* [Given request] Output all entries verbatim. Skip pictures.

(Rows from a figure dataset)

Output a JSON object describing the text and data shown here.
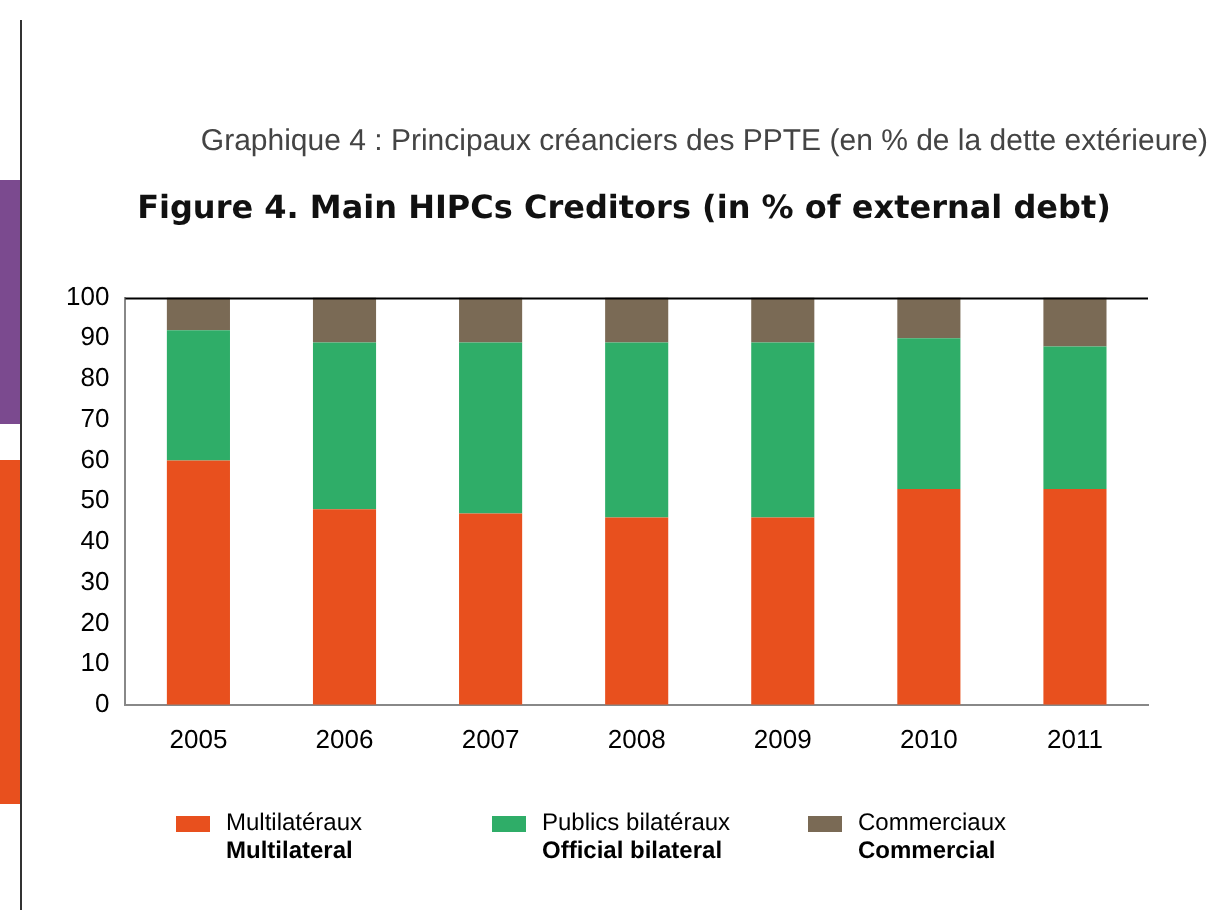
{
  "chart_data": {
    "type": "bar",
    "stacked": true,
    "title": "Graphique 4 : Principaux créanciers des PPTE (en % de la dette extérieure)",
    "subtitle": "Figure 4. Main HIPCs Creditors (in % of external debt)",
    "categories": [
      "2005",
      "2006",
      "2007",
      "2008",
      "2009",
      "2010",
      "2011"
    ],
    "series": [
      {
        "name": "Multilatéraux\nMultilateral",
        "color": "#e8501e",
        "values": [
          60,
          48,
          47,
          46,
          46,
          53,
          53
        ]
      },
      {
        "name": "Publics bilatéraux\nOfficial bilateral",
        "color": "#2fad68",
        "values": [
          32,
          41,
          42,
          43,
          43,
          37,
          35
        ]
      },
      {
        "name": "Commerciaux\nCommercial",
        "color": "#7a6a55",
        "values": [
          8,
          11,
          11,
          11,
          11,
          10,
          12
        ]
      }
    ],
    "ylim": [
      0,
      100
    ],
    "yticks": [
      0,
      10,
      20,
      30,
      40,
      50,
      60,
      70,
      80,
      90,
      100
    ],
    "grid": false,
    "legend": "bottom"
  }
}
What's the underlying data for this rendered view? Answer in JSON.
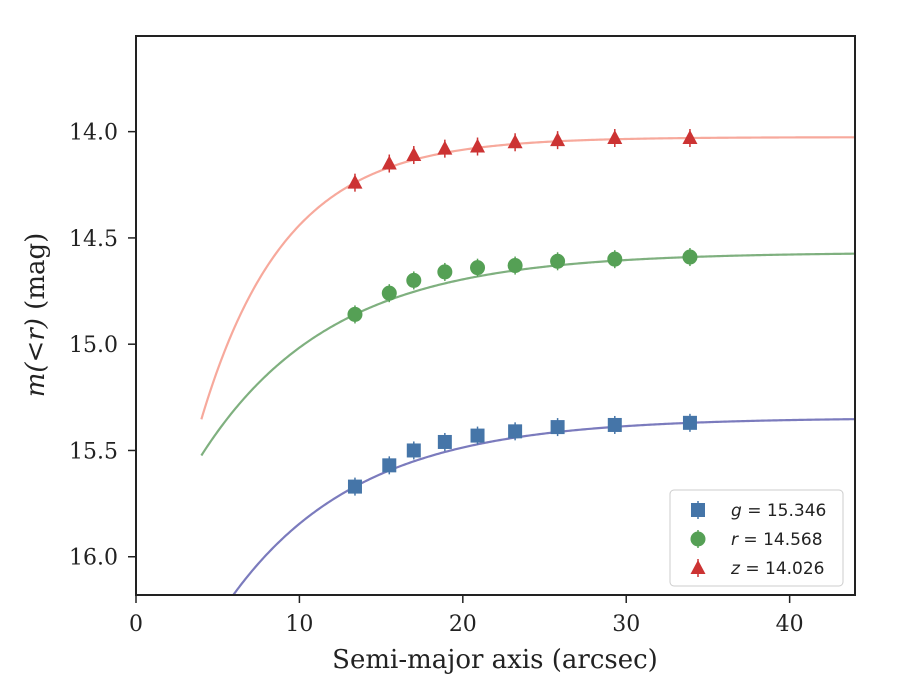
{
  "chart_data": {
    "type": "scatter",
    "xlabel": "Semi-major axis (arcsec)",
    "ylabel_math": "m(<r)",
    "ylabel_unit": " (mag)",
    "xlim": [
      0,
      44
    ],
    "ylim": [
      16.18,
      13.55
    ],
    "xticks": [
      0,
      10,
      20,
      30,
      40
    ],
    "xtick_labels": [
      "0",
      "10",
      "20",
      "30",
      "40"
    ],
    "yticks": [
      14.0,
      14.5,
      15.0,
      15.5,
      16.0
    ],
    "ytick_labels": [
      "14.0",
      "14.5",
      "15.0",
      "15.5",
      "16.0"
    ],
    "grid": false,
    "legend_position": "bottom-right",
    "series": [
      {
        "name": "g = 15.346",
        "band": "g",
        "total_mag": "15.346",
        "marker": "square",
        "marker_color": "#4575a8",
        "curve_color": "#7b7bbd",
        "asymptote": 15.346,
        "x": [
          13.4,
          15.5,
          17.0,
          18.9,
          20.9,
          23.2,
          25.8,
          29.3,
          33.9
        ],
        "y": [
          15.67,
          15.57,
          15.5,
          15.46,
          15.43,
          15.41,
          15.39,
          15.38,
          15.37
        ]
      },
      {
        "name": "r = 14.568",
        "band": "r",
        "total_mag": "14.568",
        "marker": "circle",
        "marker_color": "#55a055",
        "curve_color": "#7fb07f",
        "asymptote": 14.568,
        "x": [
          13.4,
          15.5,
          17.0,
          18.9,
          20.9,
          23.2,
          25.8,
          29.3,
          33.9
        ],
        "y": [
          14.86,
          14.76,
          14.7,
          14.66,
          14.64,
          14.63,
          14.61,
          14.6,
          14.59
        ]
      },
      {
        "name": "z = 14.026",
        "band": "z",
        "total_mag": "14.026",
        "marker": "triangle",
        "marker_color": "#cc3333",
        "curve_color": "#f7a99c",
        "asymptote": 14.026,
        "x": [
          13.4,
          15.5,
          17.0,
          18.9,
          20.9,
          23.2,
          25.8,
          29.3,
          33.9
        ],
        "y": [
          14.24,
          14.15,
          14.11,
          14.08,
          14.07,
          14.05,
          14.04,
          14.03,
          14.03
        ]
      }
    ]
  }
}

* [Output below]
Output a JSON object describing the text and data shown here.
{
  "chart_data": {
    "type": "bar",
    "stacked": true,
    "title": "Graphique 4 : Principaux créanciers des PPTE (en % de la dette extérieure)",
    "subtitle": "Figure 4. Main HIPCs Creditors (in % of external debt)",
    "categories": [
      "2005",
      "2006",
      "2007",
      "2008",
      "2009",
      "2010",
      "2011"
    ],
    "series": [
      {
        "name": "Multilatéraux\nMultilateral",
        "color": "#e8501e",
        "values": [
          60,
          48,
          47,
          46,
          46,
          53,
          53
        ]
      },
      {
        "name": "Publics bilatéraux\nOfficial bilateral",
        "color": "#2fad68",
        "values": [
          32,
          41,
          42,
          43,
          43,
          37,
          35
        ]
      },
      {
        "name": "Commerciaux\nCommercial",
        "color": "#7a6a55",
        "values": [
          8,
          11,
          11,
          11,
          11,
          10,
          12
        ]
      }
    ],
    "ylim": [
      0,
      100
    ],
    "yticks": [
      0,
      10,
      20,
      30,
      40,
      50,
      60,
      70,
      80,
      90,
      100
    ],
    "grid": false,
    "legend": "bottom"
  }
}
What's the underlying data for this rendered view? Answer in JSON.
{
  "chart_data": {
    "type": "scatter",
    "xlabel": "Semi-major axis (arcsec)",
    "ylabel_math": "m(<r)",
    "ylabel_unit": " (mag)",
    "xlim": [
      0,
      44
    ],
    "ylim": [
      16.18,
      13.55
    ],
    "xticks": [
      0,
      10,
      20,
      30,
      40
    ],
    "xtick_labels": [
      "0",
      "10",
      "20",
      "30",
      "40"
    ],
    "yticks": [
      14.0,
      14.5,
      15.0,
      15.5,
      16.0
    ],
    "ytick_labels": [
      "14.0",
      "14.5",
      "15.0",
      "15.5",
      "16.0"
    ],
    "grid": false,
    "legend_position": "bottom-right",
    "series": [
      {
        "name": "g = 15.346",
        "band": "g",
        "total_mag": "15.346",
        "marker": "square",
        "marker_color": "#4575a8",
        "curve_color": "#7b7bbd",
        "asymptote": 15.346,
        "x": [
          13.4,
          15.5,
          17.0,
          18.9,
          20.9,
          23.2,
          25.8,
          29.3,
          33.9
        ],
        "y": [
          15.67,
          15.57,
          15.5,
          15.46,
          15.43,
          15.41,
          15.39,
          15.38,
          15.37
        ]
      },
      {
        "name": "r = 14.568",
        "band": "r",
        "total_mag": "14.568",
        "marker": "circle",
        "marker_color": "#55a055",
        "curve_color": "#7fb07f",
        "asymptote": 14.568,
        "x": [
          13.4,
          15.5,
          17.0,
          18.9,
          20.9,
          23.2,
          25.8,
          29.3,
          33.9
        ],
        "y": [
          14.86,
          14.76,
          14.7,
          14.66,
          14.64,
          14.63,
          14.61,
          14.6,
          14.59
        ]
      },
      {
        "name": "z = 14.026",
        "band": "z",
        "total_mag": "14.026",
        "marker": "triangle",
        "marker_color": "#cc3333",
        "curve_color": "#f7a99c",
        "asymptote": 14.026,
        "x": [
          13.4,
          15.5,
          17.0,
          18.9,
          20.9,
          23.2,
          25.8,
          29.3,
          33.9
        ],
        "y": [
          14.24,
          14.15,
          14.11,
          14.08,
          14.07,
          14.05,
          14.04,
          14.03,
          14.03
        ]
      }
    ]
  }
}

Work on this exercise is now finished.